EXERCISE BRIEF | Write the data out again, exactly as given.

DATA FOR THIS EXERCISE |
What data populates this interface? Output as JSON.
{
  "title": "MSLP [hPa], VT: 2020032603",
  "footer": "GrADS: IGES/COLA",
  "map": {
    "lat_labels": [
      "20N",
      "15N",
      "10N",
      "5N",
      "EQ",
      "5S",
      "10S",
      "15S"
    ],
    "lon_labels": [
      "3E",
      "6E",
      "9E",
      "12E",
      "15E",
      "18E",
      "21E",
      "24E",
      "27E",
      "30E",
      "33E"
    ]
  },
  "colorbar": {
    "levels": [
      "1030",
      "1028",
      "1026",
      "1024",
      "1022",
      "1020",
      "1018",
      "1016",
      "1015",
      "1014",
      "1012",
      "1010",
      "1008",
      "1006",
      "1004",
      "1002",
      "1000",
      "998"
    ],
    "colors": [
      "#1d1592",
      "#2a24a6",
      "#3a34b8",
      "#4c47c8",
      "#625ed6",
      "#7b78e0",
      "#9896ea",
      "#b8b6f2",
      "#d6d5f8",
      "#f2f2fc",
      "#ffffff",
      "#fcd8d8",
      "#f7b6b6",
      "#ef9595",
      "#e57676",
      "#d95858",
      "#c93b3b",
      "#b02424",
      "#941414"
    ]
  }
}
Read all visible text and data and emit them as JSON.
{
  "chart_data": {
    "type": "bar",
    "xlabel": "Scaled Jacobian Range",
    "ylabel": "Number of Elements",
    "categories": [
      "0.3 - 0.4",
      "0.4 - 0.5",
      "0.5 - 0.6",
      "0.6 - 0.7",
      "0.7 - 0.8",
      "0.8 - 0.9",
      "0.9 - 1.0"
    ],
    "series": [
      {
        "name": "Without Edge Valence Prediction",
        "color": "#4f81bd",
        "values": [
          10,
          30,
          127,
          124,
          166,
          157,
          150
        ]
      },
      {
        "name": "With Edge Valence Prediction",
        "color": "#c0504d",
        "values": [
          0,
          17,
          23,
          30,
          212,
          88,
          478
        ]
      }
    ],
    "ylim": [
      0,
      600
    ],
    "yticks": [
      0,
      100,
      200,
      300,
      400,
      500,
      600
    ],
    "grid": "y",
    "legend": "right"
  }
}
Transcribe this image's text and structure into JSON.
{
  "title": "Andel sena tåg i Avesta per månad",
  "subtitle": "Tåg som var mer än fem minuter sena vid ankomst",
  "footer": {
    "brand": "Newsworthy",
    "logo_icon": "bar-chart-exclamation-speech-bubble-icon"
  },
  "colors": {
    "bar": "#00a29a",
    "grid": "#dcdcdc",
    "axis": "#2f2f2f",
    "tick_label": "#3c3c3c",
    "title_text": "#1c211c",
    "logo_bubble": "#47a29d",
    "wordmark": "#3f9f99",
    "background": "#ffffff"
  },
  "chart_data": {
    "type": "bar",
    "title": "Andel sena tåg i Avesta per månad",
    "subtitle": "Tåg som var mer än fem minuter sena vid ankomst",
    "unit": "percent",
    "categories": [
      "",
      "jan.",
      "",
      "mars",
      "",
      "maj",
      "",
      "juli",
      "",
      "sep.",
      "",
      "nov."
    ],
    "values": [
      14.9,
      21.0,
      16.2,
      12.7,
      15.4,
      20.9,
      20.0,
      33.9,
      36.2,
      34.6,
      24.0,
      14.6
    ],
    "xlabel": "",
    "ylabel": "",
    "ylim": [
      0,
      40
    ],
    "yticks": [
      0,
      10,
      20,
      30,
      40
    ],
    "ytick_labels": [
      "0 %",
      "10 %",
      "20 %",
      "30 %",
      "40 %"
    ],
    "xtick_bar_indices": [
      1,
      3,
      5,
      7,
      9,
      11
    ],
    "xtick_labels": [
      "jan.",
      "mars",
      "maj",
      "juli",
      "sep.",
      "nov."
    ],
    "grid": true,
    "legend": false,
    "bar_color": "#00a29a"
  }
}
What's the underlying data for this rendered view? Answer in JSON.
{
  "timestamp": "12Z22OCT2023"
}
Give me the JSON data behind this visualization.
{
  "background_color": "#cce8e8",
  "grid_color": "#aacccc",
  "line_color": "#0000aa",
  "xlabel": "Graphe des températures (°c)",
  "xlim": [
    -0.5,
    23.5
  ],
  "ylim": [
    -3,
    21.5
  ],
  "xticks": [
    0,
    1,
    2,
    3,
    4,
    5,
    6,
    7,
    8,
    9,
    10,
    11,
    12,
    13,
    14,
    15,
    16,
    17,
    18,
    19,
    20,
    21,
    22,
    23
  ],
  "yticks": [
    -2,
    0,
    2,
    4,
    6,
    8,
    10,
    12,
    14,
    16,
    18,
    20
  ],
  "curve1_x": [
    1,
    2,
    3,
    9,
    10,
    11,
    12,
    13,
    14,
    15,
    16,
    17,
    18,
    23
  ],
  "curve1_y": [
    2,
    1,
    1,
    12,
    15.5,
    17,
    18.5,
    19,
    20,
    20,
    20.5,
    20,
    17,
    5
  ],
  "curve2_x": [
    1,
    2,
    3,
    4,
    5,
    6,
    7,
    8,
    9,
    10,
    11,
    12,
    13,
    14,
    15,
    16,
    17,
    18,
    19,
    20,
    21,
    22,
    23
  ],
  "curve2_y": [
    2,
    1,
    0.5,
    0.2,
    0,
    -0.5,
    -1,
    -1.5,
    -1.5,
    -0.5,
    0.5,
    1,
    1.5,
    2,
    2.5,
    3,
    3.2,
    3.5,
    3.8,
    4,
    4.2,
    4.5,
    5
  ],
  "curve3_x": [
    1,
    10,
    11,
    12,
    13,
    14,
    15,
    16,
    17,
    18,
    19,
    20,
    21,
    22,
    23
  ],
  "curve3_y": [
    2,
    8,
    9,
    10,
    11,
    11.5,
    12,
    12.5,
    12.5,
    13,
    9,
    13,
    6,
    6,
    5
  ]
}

RESPONSE |
What data populates this interface? Output as JSON.
{
  "title": "MSLP [hPa], VT: 2020032603",
  "footer": "GrADS: IGES/COLA",
  "map": {
    "lat_labels": [
      "20N",
      "15N",
      "10N",
      "5N",
      "EQ",
      "5S",
      "10S",
      "15S"
    ],
    "lon_labels": [
      "3E",
      "6E",
      "9E",
      "12E",
      "15E",
      "18E",
      "21E",
      "24E",
      "27E",
      "30E",
      "33E"
    ]
  },
  "colorbar": {
    "levels": [
      "1030",
      "1028",
      "1026",
      "1024",
      "1022",
      "1020",
      "1018",
      "1016",
      "1015",
      "1014",
      "1012",
      "1010",
      "1008",
      "1006",
      "1004",
      "1002",
      "1000",
      "998"
    ],
    "colors": [
      "#1d1592",
      "#2a24a6",
      "#3a34b8",
      "#4c47c8",
      "#625ed6",
      "#7b78e0",
      "#9896ea",
      "#b8b6f2",
      "#d6d5f8",
      "#f2f2fc",
      "#ffffff",
      "#fcd8d8",
      "#f7b6b6",
      "#ef9595",
      "#e57676",
      "#d95858",
      "#c93b3b",
      "#b02424",
      "#941414"
    ]
  }
}
Read all visible text and data and emit them as JSON.
{
  "chart_data": {
    "type": "bar",
    "xlabel": "Scaled Jacobian Range",
    "ylabel": "Number of Elements",
    "categories": [
      "0.3 - 0.4",
      "0.4 - 0.5",
      "0.5 - 0.6",
      "0.6 - 0.7",
      "0.7 - 0.8",
      "0.8 - 0.9",
      "0.9 - 1.0"
    ],
    "series": [
      {
        "name": "Without Edge Valence Prediction",
        "color": "#4f81bd",
        "values": [
          10,
          30,
          127,
          124,
          166,
          157,
          150
        ]
      },
      {
        "name": "With Edge Valence Prediction",
        "color": "#c0504d",
        "values": [
          0,
          17,
          23,
          30,
          212,
          88,
          478
        ]
      }
    ],
    "ylim": [
      0,
      600
    ],
    "yticks": [
      0,
      100,
      200,
      300,
      400,
      500,
      600
    ],
    "grid": "y",
    "legend": "right"
  }
}
Transcribe this image's text and structure into JSON.
{
  "title": "Andel sena tåg i Avesta per månad",
  "subtitle": "Tåg som var mer än fem minuter sena vid ankomst",
  "footer": {
    "brand": "Newsworthy",
    "logo_icon": "bar-chart-exclamation-speech-bubble-icon"
  },
  "colors": {
    "bar": "#00a29a",
    "grid": "#dcdcdc",
    "axis": "#2f2f2f",
    "tick_label": "#3c3c3c",
    "title_text": "#1c211c",
    "logo_bubble": "#47a29d",
    "wordmark": "#3f9f99",
    "background": "#ffffff"
  },
  "chart_data": {
    "type": "bar",
    "title": "Andel sena tåg i Avesta per månad",
    "subtitle": "Tåg som var mer än fem minuter sena vid ankomst",
    "unit": "percent",
    "categories": [
      "",
      "jan.",
      "",
      "mars",
      "",
      "maj",
      "",
      "juli",
      "",
      "sep.",
      "",
      "nov."
    ],
    "values": [
      14.9,
      21.0,
      16.2,
      12.7,
      15.4,
      20.9,
      20.0,
      33.9,
      36.2,
      34.6,
      24.0,
      14.6
    ],
    "xlabel": "",
    "ylabel": "",
    "ylim": [
      0,
      40
    ],
    "yticks": [
      0,
      10,
      20,
      30,
      40
    ],
    "ytick_labels": [
      "0 %",
      "10 %",
      "20 %",
      "30 %",
      "40 %"
    ],
    "xtick_bar_indices": [
      1,
      3,
      5,
      7,
      9,
      11
    ],
    "xtick_labels": [
      "jan.",
      "mars",
      "maj",
      "juli",
      "sep.",
      "nov."
    ],
    "grid": true,
    "legend": false,
    "bar_color": "#00a29a"
  }
}
What's the underlying data for this rendered view? Answer in JSON.
{
  "timestamp": "12Z22OCT2023"
}
Give me the JSON data behind this visualization.
{
  "background_color": "#cce8e8",
  "grid_color": "#aacccc",
  "line_color": "#0000aa",
  "xlabel": "Graphe des températures (°c)",
  "xlim": [
    -0.5,
    23.5
  ],
  "ylim": [
    -3,
    21.5
  ],
  "xticks": [
    0,
    1,
    2,
    3,
    4,
    5,
    6,
    7,
    8,
    9,
    10,
    11,
    12,
    13,
    14,
    15,
    16,
    17,
    18,
    19,
    20,
    21,
    22,
    23
  ],
  "yticks": [
    -2,
    0,
    2,
    4,
    6,
    8,
    10,
    12,
    14,
    16,
    18,
    20
  ],
  "curve1_x": [
    1,
    2,
    3,
    9,
    10,
    11,
    12,
    13,
    14,
    15,
    16,
    17,
    18,
    23
  ],
  "curve1_y": [
    2,
    1,
    1,
    12,
    15.5,
    17,
    18.5,
    19,
    20,
    20,
    20.5,
    20,
    17,
    5
  ],
  "curve2_x": [
    1,
    2,
    3,
    4,
    5,
    6,
    7,
    8,
    9,
    10,
    11,
    12,
    13,
    14,
    15,
    16,
    17,
    18,
    19,
    20,
    21,
    22,
    23
  ],
  "curve2_y": [
    2,
    1,
    0.5,
    0.2,
    0,
    -0.5,
    -1,
    -1.5,
    -1.5,
    -0.5,
    0.5,
    1,
    1.5,
    2,
    2.5,
    3,
    3.2,
    3.5,
    3.8,
    4,
    4.2,
    4.5,
    5
  ],
  "curve3_x": [
    1,
    10,
    11,
    12,
    13,
    14,
    15,
    16,
    17,
    18,
    19,
    20,
    21,
    22,
    23
  ],
  "curve3_y": [
    2,
    8,
    9,
    10,
    11,
    11.5,
    12,
    12.5,
    12.5,
    13,
    9,
    13,
    6,
    6,
    5
  ]
}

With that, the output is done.